Extracted data:
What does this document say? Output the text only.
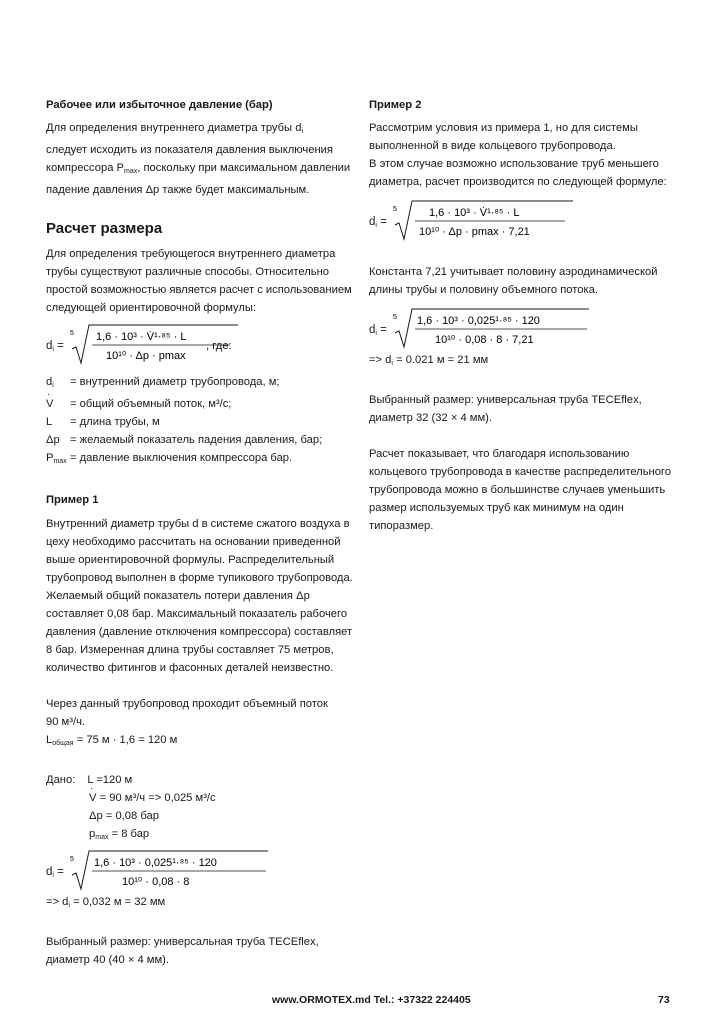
Рабочее или избыточное давление (бар)

Для определения внутреннего диаметра трубы $d_i$

следует исходить из показателя давления выключения

компрессора $P_{max}$, поскольку при максимальном давлении

падение давления Δp также будет максимальным.

Расчет размера

Для определения требующегося внутреннего диаметра

трубы существуют различные способы. Относительно

простой возможностью является расчет с использованием

следующей ориентировочной формулы:

$d_i$ =
5 1,6 · 10³ · V̇¹·⁸⁵ · L
10¹⁰ · Δp · pmax
, где:
$d_i$	= внутренний диаметр трубопровода, м;
· V	= общий объемный поток, м³/с;
L	= длина трубы, м
Δp = желаемый показатель падения давления, бар;
$P_{max}$ = давление выключения компрессора бар.

Пример 1

Внутренний диаметр трубы d в системе сжатого воздуха в

цеху необходимо рассчитать на основании приведенной

выше ориентировочной формулы. Распределительный

трубопровод выполнен в форме тупикового трубопровода.

Желаемый общий показатель потери давления Δp

составляет 0,08 бар. Максимальный показатель рабочего

давления (давление отключения компрессора) составляет

8 бар. Измеренная длина трубы составляет 75 метров,

количество фитингов и фасонных деталей неизвестно.

Через данный трубопровод проходит объемный поток

90 м³/ч.

$L_{общая} = 75$ м · 1,6 = 120 м

Дано: L =120 м

· V = 90 м³/ч => 0,025 м³/с

Δp = 0,08 бар

$p_{max} = 8$ бар

$d_i$ =
5 1,6 · 10³ · 0,025¹·⁸⁵ · 120
10¹⁰ · 0,08 · 8

=> $d_i = 0,032$ м = 32 мм

Выбранный размер: универсальная труба TECEflex,

диаметр 40 (40 × 4 мм).

Пример 2

Рассмотрим условия из примера 1, но для системы

выполненной в виде кольцевого трубопровода.

В этом случае возможно использование труб меньшего

диаметра, расчет производится по следующей формуле:

$d_i$ =
5	1,6 · 10³ · V̇¹·⁸⁵ · L
10¹⁰ · Δp · pmax · 7,21

Константа 7,21 учитывает половину аэродинамической

длины трубы и половину объемного потока.

$d_i$ =
5 1,6 · 10³ · 0,025¹·⁸⁵ · 120
10¹⁰ · 0,08 · 8 · 7,21

=> $d_i = 0.021$ м = 21 мм

Выбранный размер: универсальная труба TECEflex,

диаметр 32 (32 × 4 мм).

Расчет показывает, что благодаря использованию

кольцевого трубопровода в качестве распределительного

трубопровода можно в большинстве случаев уменьшить

размер используемых труб как минимум на один

типоразмер.

www.ORMOTEX.md Tel.: +37322 224405	73
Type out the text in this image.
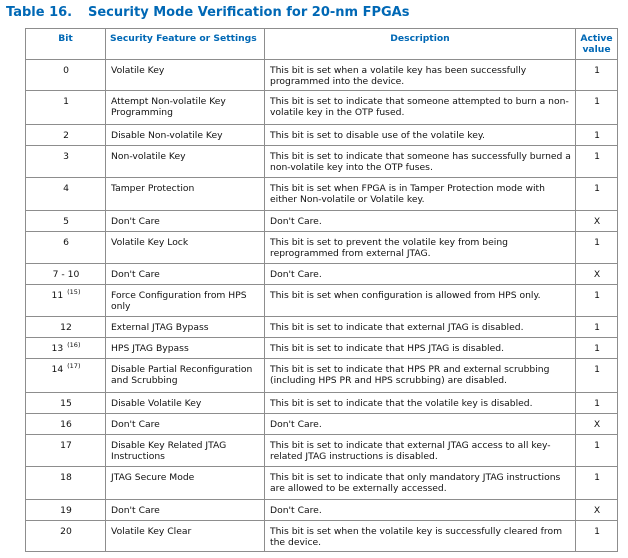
Table 16. Security Mode Verification for 20-nm FPGAs
Bit	Security Feature or Settings	Description	Active value
0	Volatile Key	This bit is set when a volatile key has been successfully programmed into the device.	1
1	Attempt Non-volatile Key Programming	This bit is set to indicate that someone attempted to burn a non-volatile key in the OTP fused.	1
2	Disable Non-volatile Key	This bit is set to disable use of the volatile key.	1
3	Non-volatile Key	This bit is set to indicate that someone has successfully burned a non-volatile key into the OTP fuses.	1
4	Tamper Protection	This bit is set when FPGA is in Tamper Protection mode with either Non-volatile or Volatile key.	1
5	Don't Care	Don't Care.	X
6	Volatile Key Lock	This bit is set to prevent the volatile key from being reprogrammed from external JTAG.	1
7 - 10	Don't Care	Don't Care.	X
11 $^{(15)}$	Force Configuration from HPS only	This bit is set when configuration is allowed from HPS only.	1
12	External JTAG Bypass	This bit is set to indicate that external JTAG is disabled.	1
13 $^{(16)}$	HPS JTAG Bypass	This bit is set to indicate that HPS JTAG is disabled.	1
14 $^{(17)}$	Disable Partial Reconfiguration and Scrubbing	This bit is set to indicate that HPS PR and external scrubbing (including HPS PR and HPS scrubbing) are disabled.	1
15	Disable Volatile Key	This bit is set to indicate that the volatile key is disabled.	1
16	Don't Care	Don't Care.	X
17	Disable Key Related JTAG Instructions	This bit is set to indicate that external JTAG access to all key-related JTAG instructions is disabled.	1
18	JTAG Secure Mode	This bit is set to indicate that only mandatory JTAG instructions are allowed to be externally accessed.	1
19	Don't Care	Don't Care.	X
20	Volatile Key Clear	This bit is set when the volatile key is successfully cleared from the device.	1
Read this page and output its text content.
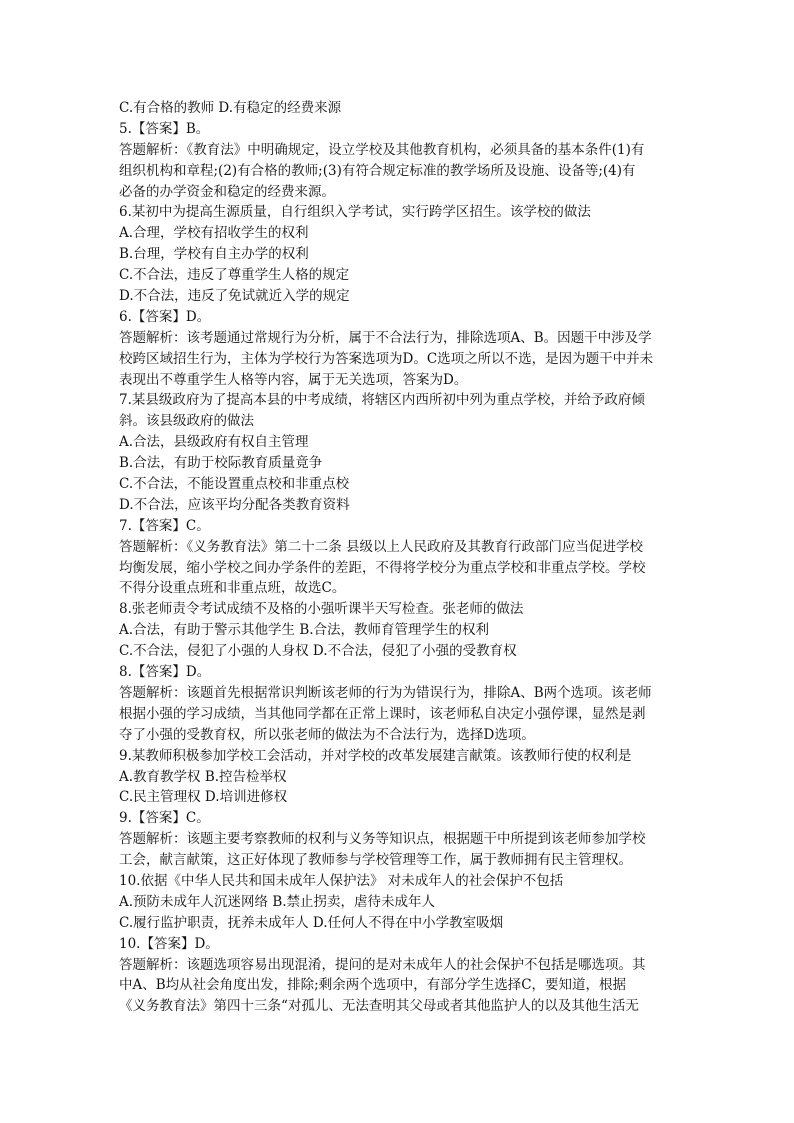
C.有合格的教师 D.有稳定的经费来源
5.【答案】B。
答题解析：《教育法》中明确规定，设立学校及其他教育机构，必须具备的基本条件(1)有
组织机构和章程;(2)有合格的教师;(3)有符合规定标准的教学场所及设施、设备等;(4)有
必备的办学资金和稳定的经费来源。
6.某初中为提高生源质量，自行组织入学考试，实行跨学区招生。该学校的做法
A.合理，学校有招收学生的权利
B.台理，学校有自主办学的权利
C.不合法，违反了尊重学生人格的规定
D.不合法，违反了免试就近入学的规定
6.【答案】D。
答题解析：该考题通过常规行为分析，属于不合法行为，排除选项A、B。因题干中涉及学
校跨区域招生行为，主体为学校行为答案选项为D。C选项之所以不选，是因为题干中并未
表现出不尊重学生人格等内容，属于无关选项，答案为D。
7.某县级政府为了提高本县的中考成绩，将辖区内西所初中列为重点学校，并给予政府倾
斜。该县级政府的做法
A.合法，县级政府有权自主管理
B.合法，有助于校际教育质量竟争
C.不合法，不能设置重点校和非重点校
D.不合法，应该平均分配各类教育资料
7.【答案】C。
答题解析：《义务教育法》第二十二条 县级以上人民政府及其教育行政部门应当促进学校
均衡发展，缩小学校之间办学条件的差距，不得将学校分为重点学校和非重点学校。学校
不得分设重点班和非重点班，故选C。
8.张老师责令考试成绩不及格的小强听课半天写检查。张老师的做法
A.合法，有助于警示其他学生 B.合法，教师育管理学生的权利
C.不合法，侵犯了小强的人身权 D.不合法，侵犯了小强的受教育权
8.【答案】D。
答题解析：该题首先根据常识判断该老师的行为为错误行为，排除A、B两个选项。该老师
根据小强的学习成绩，当其他同学都在正常上课时，该老师私自决定小强停课，显然是剥
夺了小强的受教育权，所以张老师的做法为不合法行为，选择D选项。
9.某教师积极参加学校工会活动，并对学校的改革发展建言献策。该教师行使的权利是
A.教育教学权 B.控告检举权
C.民主管理权 D.培训进修权
9.【答案】C。
答题解析：该题主要考察教师的权利与义务等知识点，根据题干中所提到该老师参加学校
工会，献言献策，这正好体现了教师参与学校管理等工作，属于教师拥有民主管理权。
10.依据《中华人民共和国未成年人保护法》 对未成年人的社会保护不包括
A.预防未成年人沉迷网络 B.禁止拐卖，虐待未成年人
C.履行监护职责，抚养未成年人 D.任何人不得在中小学教室吸烟
10.【答案】D。
答题解析：该题选项容易出现混淆，提问的是对未成年人的社会保护不包括是哪选项。其
中A、B均从社会角度出发，排除;剩余两个选项中，有部分学生选择C，要知道，根据
《义务教育法》第四十三条“对孤儿、无法查明其父母或者其他监护人的以及其他生活无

Problem: Select the lines that carry the string "кольцевого" and copy them.

Answer to this exercise:
выполненной в виде кольцевого трубопровода.
кольцевого трубопровода в качестве распределительного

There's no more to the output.